Wherever "labels" appears in a line, copy that line.

>> Start

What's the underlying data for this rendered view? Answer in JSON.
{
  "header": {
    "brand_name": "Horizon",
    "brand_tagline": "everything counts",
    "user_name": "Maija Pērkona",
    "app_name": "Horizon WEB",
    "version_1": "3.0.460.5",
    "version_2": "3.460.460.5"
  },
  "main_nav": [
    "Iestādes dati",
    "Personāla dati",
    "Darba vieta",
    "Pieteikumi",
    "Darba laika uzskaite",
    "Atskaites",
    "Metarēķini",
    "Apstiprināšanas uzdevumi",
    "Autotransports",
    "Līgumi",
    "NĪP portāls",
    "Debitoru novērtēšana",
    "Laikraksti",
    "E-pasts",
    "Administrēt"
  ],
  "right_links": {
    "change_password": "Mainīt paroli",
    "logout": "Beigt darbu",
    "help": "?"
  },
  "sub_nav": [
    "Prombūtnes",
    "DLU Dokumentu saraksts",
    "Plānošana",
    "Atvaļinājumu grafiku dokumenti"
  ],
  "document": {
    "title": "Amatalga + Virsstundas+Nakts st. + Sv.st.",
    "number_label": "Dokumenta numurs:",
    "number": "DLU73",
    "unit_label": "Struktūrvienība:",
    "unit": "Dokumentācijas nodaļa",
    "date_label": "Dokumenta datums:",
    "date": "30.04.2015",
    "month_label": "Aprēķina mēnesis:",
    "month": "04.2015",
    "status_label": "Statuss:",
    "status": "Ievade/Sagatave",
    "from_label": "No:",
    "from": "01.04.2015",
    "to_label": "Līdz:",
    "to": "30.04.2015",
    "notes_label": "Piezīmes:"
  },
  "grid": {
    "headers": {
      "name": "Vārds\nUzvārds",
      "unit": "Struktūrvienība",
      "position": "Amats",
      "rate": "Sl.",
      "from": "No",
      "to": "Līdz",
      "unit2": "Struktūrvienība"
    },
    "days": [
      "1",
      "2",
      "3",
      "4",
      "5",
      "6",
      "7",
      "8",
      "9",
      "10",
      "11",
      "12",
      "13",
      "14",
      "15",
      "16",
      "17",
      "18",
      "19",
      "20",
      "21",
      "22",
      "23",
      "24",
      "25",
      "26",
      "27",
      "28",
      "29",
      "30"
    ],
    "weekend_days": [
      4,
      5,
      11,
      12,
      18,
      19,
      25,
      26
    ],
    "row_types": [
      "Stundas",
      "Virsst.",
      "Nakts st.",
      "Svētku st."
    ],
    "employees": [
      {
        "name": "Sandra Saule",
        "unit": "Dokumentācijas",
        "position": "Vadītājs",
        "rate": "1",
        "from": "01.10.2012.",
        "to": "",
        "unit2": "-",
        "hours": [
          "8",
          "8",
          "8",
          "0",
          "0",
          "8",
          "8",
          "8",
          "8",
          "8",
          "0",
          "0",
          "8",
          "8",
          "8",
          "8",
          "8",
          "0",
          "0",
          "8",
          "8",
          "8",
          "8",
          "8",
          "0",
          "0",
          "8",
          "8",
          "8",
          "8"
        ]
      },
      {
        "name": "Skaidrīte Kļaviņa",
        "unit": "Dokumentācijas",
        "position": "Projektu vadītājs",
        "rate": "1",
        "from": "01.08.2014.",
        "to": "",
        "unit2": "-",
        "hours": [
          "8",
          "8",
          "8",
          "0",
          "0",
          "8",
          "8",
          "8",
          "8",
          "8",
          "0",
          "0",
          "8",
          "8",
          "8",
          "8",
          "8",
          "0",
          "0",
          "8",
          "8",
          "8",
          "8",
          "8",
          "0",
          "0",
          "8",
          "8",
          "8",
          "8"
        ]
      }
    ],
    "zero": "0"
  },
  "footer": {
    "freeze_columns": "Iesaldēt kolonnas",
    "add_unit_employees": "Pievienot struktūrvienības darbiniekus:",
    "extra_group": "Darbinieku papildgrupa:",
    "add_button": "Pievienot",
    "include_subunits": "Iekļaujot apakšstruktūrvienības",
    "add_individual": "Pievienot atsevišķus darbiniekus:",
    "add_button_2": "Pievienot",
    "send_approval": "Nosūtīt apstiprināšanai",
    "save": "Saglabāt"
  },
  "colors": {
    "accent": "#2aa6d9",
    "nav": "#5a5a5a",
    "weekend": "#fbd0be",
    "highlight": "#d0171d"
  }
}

>> End
>> Start

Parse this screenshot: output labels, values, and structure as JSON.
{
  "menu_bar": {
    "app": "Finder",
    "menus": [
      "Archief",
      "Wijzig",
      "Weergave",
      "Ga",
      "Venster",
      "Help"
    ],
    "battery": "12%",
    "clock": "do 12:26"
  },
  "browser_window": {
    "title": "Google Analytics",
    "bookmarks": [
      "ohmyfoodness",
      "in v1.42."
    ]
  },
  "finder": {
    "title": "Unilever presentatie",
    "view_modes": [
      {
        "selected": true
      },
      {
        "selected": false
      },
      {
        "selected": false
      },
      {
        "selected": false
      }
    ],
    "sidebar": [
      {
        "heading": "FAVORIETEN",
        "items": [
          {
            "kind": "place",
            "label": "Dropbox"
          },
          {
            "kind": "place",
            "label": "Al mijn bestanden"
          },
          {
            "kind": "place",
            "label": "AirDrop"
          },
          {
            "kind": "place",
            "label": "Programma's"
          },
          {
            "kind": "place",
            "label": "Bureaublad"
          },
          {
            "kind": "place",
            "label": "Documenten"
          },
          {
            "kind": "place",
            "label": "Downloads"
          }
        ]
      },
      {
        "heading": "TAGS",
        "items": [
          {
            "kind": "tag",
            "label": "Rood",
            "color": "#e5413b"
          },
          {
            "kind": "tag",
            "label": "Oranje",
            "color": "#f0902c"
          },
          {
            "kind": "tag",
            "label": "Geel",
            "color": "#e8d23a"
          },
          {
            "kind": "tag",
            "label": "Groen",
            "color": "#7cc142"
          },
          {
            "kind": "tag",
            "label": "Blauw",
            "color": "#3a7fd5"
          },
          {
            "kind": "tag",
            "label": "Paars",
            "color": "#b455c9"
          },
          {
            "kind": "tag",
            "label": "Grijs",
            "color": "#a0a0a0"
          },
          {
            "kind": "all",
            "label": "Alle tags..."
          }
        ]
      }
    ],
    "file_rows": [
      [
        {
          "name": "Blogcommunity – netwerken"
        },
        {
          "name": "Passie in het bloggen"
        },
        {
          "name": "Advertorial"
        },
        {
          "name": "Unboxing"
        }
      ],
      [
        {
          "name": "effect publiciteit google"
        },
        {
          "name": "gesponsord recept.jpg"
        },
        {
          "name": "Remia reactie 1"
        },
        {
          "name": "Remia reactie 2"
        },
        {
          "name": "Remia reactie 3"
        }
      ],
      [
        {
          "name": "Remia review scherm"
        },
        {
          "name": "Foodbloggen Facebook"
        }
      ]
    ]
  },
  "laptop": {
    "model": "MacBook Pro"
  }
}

>> End
>> Start

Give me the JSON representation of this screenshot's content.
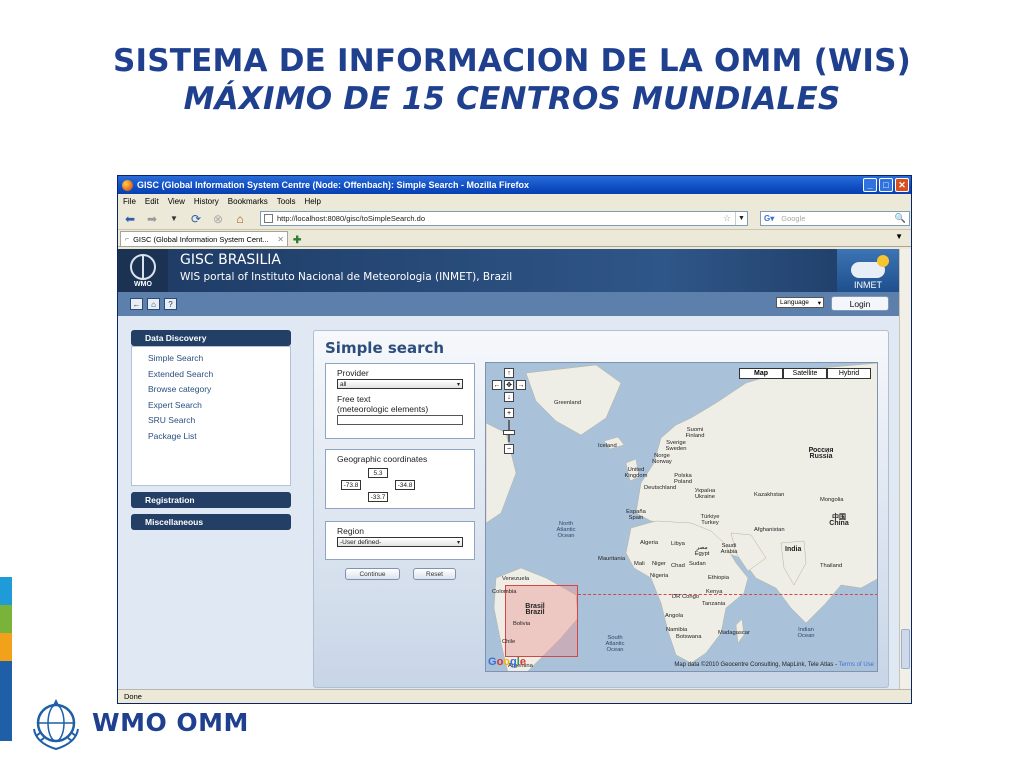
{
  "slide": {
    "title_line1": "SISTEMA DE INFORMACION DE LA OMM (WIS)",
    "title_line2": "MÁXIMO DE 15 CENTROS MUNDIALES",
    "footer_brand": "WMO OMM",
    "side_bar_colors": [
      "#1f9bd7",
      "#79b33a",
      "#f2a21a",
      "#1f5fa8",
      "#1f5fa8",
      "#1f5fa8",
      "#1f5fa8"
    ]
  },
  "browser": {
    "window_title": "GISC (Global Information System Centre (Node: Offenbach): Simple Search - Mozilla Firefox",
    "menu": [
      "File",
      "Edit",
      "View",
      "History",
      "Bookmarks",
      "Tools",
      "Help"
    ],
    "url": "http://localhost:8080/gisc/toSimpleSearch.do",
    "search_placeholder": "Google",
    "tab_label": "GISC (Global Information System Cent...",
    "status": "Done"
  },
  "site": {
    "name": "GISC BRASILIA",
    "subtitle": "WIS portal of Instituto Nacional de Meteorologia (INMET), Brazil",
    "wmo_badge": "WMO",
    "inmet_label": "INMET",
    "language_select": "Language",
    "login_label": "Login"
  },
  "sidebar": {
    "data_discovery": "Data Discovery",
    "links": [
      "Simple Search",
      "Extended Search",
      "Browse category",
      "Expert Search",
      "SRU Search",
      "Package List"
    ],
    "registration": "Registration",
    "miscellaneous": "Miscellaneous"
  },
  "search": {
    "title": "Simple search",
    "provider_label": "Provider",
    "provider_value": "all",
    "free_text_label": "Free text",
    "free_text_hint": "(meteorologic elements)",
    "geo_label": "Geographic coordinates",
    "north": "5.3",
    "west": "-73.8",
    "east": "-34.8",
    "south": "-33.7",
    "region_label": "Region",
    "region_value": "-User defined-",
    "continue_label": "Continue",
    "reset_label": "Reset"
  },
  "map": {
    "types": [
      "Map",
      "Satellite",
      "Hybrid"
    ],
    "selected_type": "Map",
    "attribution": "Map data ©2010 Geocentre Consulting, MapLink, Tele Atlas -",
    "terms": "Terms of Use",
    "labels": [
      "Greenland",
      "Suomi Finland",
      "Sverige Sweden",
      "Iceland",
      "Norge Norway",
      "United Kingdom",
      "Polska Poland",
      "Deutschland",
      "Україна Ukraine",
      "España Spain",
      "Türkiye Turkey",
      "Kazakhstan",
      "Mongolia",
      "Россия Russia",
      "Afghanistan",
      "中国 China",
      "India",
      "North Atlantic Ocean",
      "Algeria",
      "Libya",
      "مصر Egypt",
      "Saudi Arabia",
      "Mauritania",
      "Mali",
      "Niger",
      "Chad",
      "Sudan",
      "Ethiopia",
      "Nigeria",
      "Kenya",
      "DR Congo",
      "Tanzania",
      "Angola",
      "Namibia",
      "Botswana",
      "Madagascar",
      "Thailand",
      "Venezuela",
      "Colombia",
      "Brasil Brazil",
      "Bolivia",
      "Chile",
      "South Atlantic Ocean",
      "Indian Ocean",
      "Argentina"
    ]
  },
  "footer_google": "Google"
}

>> End

TASK RESULT:
Parse this screenshot: output labels, values, and structure as JSON.
    "labels": [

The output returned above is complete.